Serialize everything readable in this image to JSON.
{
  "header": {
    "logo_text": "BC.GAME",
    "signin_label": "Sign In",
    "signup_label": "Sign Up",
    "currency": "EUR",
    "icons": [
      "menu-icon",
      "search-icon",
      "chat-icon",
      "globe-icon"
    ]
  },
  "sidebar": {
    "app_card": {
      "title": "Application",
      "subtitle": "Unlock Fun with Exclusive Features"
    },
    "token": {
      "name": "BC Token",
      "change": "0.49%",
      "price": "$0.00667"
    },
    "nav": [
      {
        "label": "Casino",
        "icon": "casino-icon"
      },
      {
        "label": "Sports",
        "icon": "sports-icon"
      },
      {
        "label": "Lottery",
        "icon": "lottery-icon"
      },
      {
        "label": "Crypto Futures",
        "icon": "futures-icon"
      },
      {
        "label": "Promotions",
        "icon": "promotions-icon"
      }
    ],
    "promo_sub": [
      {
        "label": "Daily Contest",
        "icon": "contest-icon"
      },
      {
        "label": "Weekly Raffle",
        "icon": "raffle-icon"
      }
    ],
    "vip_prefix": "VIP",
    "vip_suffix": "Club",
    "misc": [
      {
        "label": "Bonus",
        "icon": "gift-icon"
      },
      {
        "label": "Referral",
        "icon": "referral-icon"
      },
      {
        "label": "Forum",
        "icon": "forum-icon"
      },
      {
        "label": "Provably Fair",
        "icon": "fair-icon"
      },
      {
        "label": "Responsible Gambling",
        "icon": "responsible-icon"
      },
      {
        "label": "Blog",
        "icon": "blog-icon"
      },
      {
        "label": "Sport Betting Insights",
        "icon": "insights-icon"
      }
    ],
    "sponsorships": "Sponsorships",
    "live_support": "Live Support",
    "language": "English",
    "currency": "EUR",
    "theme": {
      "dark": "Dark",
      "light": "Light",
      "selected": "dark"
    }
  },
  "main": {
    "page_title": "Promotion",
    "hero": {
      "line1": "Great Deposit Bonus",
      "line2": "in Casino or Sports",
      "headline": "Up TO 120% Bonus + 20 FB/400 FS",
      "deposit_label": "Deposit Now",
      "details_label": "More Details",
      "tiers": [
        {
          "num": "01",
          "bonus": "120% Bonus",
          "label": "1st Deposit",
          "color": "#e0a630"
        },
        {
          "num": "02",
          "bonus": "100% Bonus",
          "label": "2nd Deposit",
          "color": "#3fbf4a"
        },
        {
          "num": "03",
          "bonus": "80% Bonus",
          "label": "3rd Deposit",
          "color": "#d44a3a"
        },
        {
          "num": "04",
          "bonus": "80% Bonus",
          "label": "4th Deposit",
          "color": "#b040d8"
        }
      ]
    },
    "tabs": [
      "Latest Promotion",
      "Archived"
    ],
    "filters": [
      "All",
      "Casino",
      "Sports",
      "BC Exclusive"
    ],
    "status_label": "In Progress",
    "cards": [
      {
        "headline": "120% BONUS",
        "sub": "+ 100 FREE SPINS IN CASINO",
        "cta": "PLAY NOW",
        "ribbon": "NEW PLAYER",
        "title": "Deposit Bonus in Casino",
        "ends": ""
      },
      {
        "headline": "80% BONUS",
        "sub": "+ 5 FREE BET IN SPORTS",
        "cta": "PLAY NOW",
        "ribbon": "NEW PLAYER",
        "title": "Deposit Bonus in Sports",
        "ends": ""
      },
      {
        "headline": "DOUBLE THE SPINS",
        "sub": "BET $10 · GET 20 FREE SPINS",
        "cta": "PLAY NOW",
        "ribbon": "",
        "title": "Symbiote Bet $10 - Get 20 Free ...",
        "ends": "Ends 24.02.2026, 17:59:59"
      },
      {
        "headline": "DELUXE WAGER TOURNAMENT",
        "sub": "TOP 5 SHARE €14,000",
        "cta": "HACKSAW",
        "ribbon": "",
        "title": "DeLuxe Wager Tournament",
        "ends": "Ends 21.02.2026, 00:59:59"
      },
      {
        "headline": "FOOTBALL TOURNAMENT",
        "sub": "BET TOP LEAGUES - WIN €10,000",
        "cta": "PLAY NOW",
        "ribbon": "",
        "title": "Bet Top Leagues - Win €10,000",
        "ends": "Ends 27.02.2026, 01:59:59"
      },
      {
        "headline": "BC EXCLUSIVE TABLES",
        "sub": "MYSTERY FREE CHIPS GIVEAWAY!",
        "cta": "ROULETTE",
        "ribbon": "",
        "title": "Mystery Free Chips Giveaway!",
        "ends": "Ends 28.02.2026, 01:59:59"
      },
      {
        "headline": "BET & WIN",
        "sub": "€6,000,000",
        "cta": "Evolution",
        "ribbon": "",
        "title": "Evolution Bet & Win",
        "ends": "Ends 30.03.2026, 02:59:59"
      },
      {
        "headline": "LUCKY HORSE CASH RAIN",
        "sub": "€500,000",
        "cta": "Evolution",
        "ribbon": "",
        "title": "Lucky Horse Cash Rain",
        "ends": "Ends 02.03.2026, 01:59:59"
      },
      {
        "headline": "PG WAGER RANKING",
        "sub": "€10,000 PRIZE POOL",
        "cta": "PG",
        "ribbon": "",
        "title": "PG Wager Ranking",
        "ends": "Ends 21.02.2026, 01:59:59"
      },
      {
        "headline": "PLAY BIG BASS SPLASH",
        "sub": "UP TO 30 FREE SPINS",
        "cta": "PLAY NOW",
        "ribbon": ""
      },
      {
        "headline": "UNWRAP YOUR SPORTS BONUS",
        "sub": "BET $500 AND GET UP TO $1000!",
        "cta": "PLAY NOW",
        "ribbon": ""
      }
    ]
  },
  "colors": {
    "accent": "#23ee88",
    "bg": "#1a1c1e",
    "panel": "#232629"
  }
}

> **Direction**
Extract the complete set of records unchanged.

> **Result**
Serialize everything readable in this image to JSON.
{
  "header": {
    "logo_text": "BC.GAME",
    "signin_label": "Sign In",
    "signup_label": "Sign Up",
    "currency": "EUR",
    "icons": [
      "menu-icon",
      "search-icon",
      "chat-icon",
      "globe-icon"
    ]
  },
  "sidebar": {
    "app_card": {
      "title": "Application",
      "subtitle": "Unlock Fun with Exclusive Features"
    },
    "token": {
      "name": "BC Token",
      "change": "0.49%",
      "price": "$0.00667"
    },
    "nav": [
      {
        "label": "Casino",
        "icon": "casino-icon"
      },
      {
        "label": "Sports",
        "icon": "sports-icon"
      },
      {
        "label": "Lottery",
        "icon": "lottery-icon"
      },
      {
        "label": "Crypto Futures",
        "icon": "futures-icon"
      },
      {
        "label": "Promotions",
        "icon": "promotions-icon"
      }
    ],
    "promo_sub": [
      {
        "label": "Daily Contest",
        "icon": "contest-icon"
      },
      {
        "label": "Weekly Raffle",
        "icon": "raffle-icon"
      }
    ],
    "vip_prefix": "VIP",
    "vip_suffix": "Club",
    "misc": [
      {
        "label": "Bonus",
        "icon": "gift-icon"
      },
      {
        "label": "Referral",
        "icon": "referral-icon"
      },
      {
        "label": "Forum",
        "icon": "forum-icon"
      },
      {
        "label": "Provably Fair",
        "icon": "fair-icon"
      },
      {
        "label": "Responsible Gambling",
        "icon": "responsible-icon"
      },
      {
        "label": "Blog",
        "icon": "blog-icon"
      },
      {
        "label": "Sport Betting Insights",
        "icon": "insights-icon"
      }
    ],
    "sponsorships": "Sponsorships",
    "live_support": "Live Support",
    "language": "English",
    "currency": "EUR",
    "theme": {
      "dark": "Dark",
      "light": "Light",
      "selected": "dark"
    }
  },
  "main": {
    "page_title": "Promotion",
    "hero": {
      "line1": "Great Deposit Bonus",
      "line2": "in Casino or Sports",
      "headline": "Up TO 120% Bonus + 20 FB/400 FS",
      "deposit_label": "Deposit Now",
      "details_label": "More Details",
      "tiers": [
        {
          "num": "01",
          "bonus": "120% Bonus",
          "label": "1st Deposit",
          "color": "#e0a630"
        },
        {
          "num": "02",
          "bonus": "100% Bonus",
          "label": "2nd Deposit",
          "color": "#3fbf4a"
        },
        {
          "num": "03",
          "bonus": "80% Bonus",
          "label": "3rd Deposit",
          "color": "#d44a3a"
        },
        {
          "num": "04",
          "bonus": "80% Bonus",
          "label": "4th Deposit",
          "color": "#b040d8"
        }
      ]
    },
    "tabs": [
      "Latest Promotion",
      "Archived"
    ],
    "filters": [
      "All",
      "Casino",
      "Sports",
      "BC Exclusive"
    ],
    "status_label": "In Progress",
    "cards": [
      {
        "headline": "120% BONUS",
        "sub": "+ 100 FREE SPINS IN CASINO",
        "cta": "PLAY NOW",
        "ribbon": "NEW PLAYER",
        "title": "Deposit Bonus in Casino",
        "ends": ""
      },
      {
        "headline": "80% BONUS",
        "sub": "+ 5 FREE BET IN SPORTS",
        "cta": "PLAY NOW",
        "ribbon": "NEW PLAYER",
        "title": "Deposit Bonus in Sports",
        "ends": ""
      },
      {
        "headline": "DOUBLE THE SPINS",
        "sub": "BET $10 · GET 20 FREE SPINS",
        "cta": "PLAY NOW",
        "ribbon": "",
        "title": "Symbiote Bet $10 - Get 20 Free ...",
        "ends": "Ends 24.02.2026, 17:59:59"
      },
      {
        "headline": "DELUXE WAGER TOURNAMENT",
        "sub": "TOP 5 SHARE €14,000",
        "cta": "HACKSAW",
        "ribbon": "",
        "title": "DeLuxe Wager Tournament",
        "ends": "Ends 21.02.2026, 00:59:59"
      },
      {
        "headline": "FOOTBALL TOURNAMENT",
        "sub": "BET TOP LEAGUES - WIN €10,000",
        "cta": "PLAY NOW",
        "ribbon": "",
        "title": "Bet Top Leagues - Win €10,000",
        "ends": "Ends 27.02.2026, 01:59:59"
      },
      {
        "headline": "BC EXCLUSIVE TABLES",
        "sub": "MYSTERY FREE CHIPS GIVEAWAY!",
        "cta": "ROULETTE",
        "ribbon": "",
        "title": "Mystery Free Chips Giveaway!",
        "ends": "Ends 28.02.2026, 01:59:59"
      },
      {
        "headline": "BET & WIN",
        "sub": "€6,000,000",
        "cta": "Evolution",
        "ribbon": "",
        "title": "Evolution Bet & Win",
        "ends": "Ends 30.03.2026, 02:59:59"
      },
      {
        "headline": "LUCKY HORSE CASH RAIN",
        "sub": "€500,000",
        "cta": "Evolution",
        "ribbon": "",
        "title": "Lucky Horse Cash Rain",
        "ends": "Ends 02.03.2026, 01:59:59"
      },
      {
        "headline": "PG WAGER RANKING",
        "sub": "€10,000 PRIZE POOL",
        "cta": "PG",
        "ribbon": "",
        "title": "PG Wager Ranking",
        "ends": "Ends 21.02.2026, 01:59:59"
      },
      {
        "headline": "PLAY BIG BASS SPLASH",
        "sub": "UP TO 30 FREE SPINS",
        "cta": "PLAY NOW",
        "ribbon": ""
      },
      {
        "headline": "UNWRAP YOUR SPORTS BONUS",
        "sub": "BET $500 AND GET UP TO $1000!",
        "cta": "PLAY NOW",
        "ribbon": ""
      }
    ]
  },
  "colors": {
    "accent": "#23ee88",
    "bg": "#1a1c1e",
    "panel": "#232629"
  }
}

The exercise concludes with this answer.